━━━ Text

Can you square a function of three variables?

Question

If I have a function of three variables and I want to create a new function in which it equals the other function squared, could I literally just square the other function or does this violate any rules? Would this also mean its gradient vector is just squared at a certain point?

Answer 1

HINT

Say you have $f(x,y,z)$ and you would like to define $$g(x,y,z) = f(x,y,z)^2.$$ Then, $$ \vec{\nabla} g = \begin{pmatrix} \partial g/\partial x \\ \partial g/\partial y \\ \partial g/\partial z \end{pmatrix} $$ For example, chain rule implies $$ \frac{\partial g(x,y,z)}{\partial x} = \frac{\partial f(x,y,z)^2}{\partial x} = 2 f(x,y,z) \frac{\partial f(x,y,z)}{\partial x}. $$

Answer 2

could I literally just square the other function

Yes. The square of $f(x,y,z)$ is $[f(x,y,z)]^2$. No violations. For example, if $f(x,y,z) = xyz$, then the square of this function is $g(x,y,z) = (xyz)^2 = x^2y^2z^2$.

Would this also mean its gradient vector is just squared at a certain point?

There may, coincidentally, be specific points $(a,b,c)$ for which $\nabla g(a,b,c)$ is the "square" of $\nabla f(a,b,c)$, i.e., each component of $\nabla g(a,b,c)$ is the square of the corresponding component of $\nabla f(a,b,c)$. But it's not true everywhere.

For the $f$ and $g$ given above, it works trivially for $a=b=c=0$ and it doesn't work for $a=b=c=1$.

Answer 3

A function is not characterized only by the number of independent variables in the domain, but also by the number of dependent variables in the codomain and this make some difference in defining the ''square'' of a function.

If we have a function $f:\mathbb{R}^3 \to \mathbb{R}$ than its value is areal number and we can easily define the square as $f^2(x)=[f(x)]^2$ , i.e. the function whose value is the square of the value of the function $f(x)$.

If we have a function $f:\mathbb{R}^3 \to \mathbb{R}^n$ the value of the function has $n$ components: $f(x,y,z)=(f_1(x,y,z),f_2(xyz),f_3(xyz), \cdots, f_n(x,y,z))$ so we can define the square function as the function that has as components the square of the components: $f^2(x,y,z)=(f_1^2(x,y,z),f_2^2(x,y,z),f_3^2(x,y,z), \cdots, f_n^2(x,y,z))$.

In any case the derivative ( or the derivatives) can be found using the chain rule as in: $$ \frac {\partial f^2(x,y,z)}{\partial x}=2f(x,y,z)\frac {\partial f(x,y,z)}{\partial x} $$

━━━━━━

- Set problem 1: In the forum thread on squaring a function, restate the paragraph beginning "A function is not characterized only" more briefly, keeping its main facts.
- Set problem 2: Reproduce everything in the forum thread from "For the $f$" down to "of a function.", with "range" in place of "codomain".
- Set problem 3: According to the forum thread, which rule is used to find the partial derivative of g with respect to x?

━━━ Source data

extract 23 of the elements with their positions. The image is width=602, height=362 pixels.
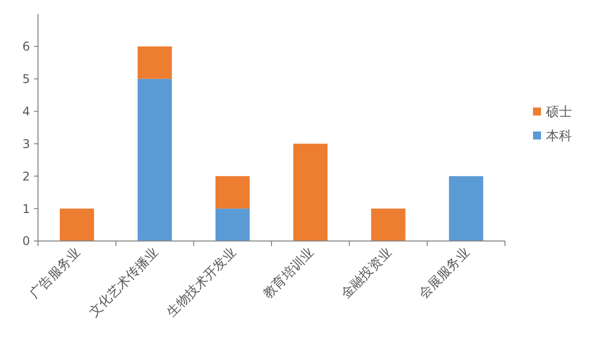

━━━━━━

- Expected output 1: A function is defined by both the number of independent variables in its domain and the number of dependent variables in its codomain, and this affects how its "square" is defined.

- Expected output 2:
For the $f$ and $g$ given above, it works trivially for $a=b=c=0$ and it doesn't work for $a=b=c=1$.

Answer 3

A function is not characterized only by the number of independent variables in the domain, but also by the number of dependent variables in the range and this make some difference in defining the ''square'' of a function.

- Expected output 3: The chain rule.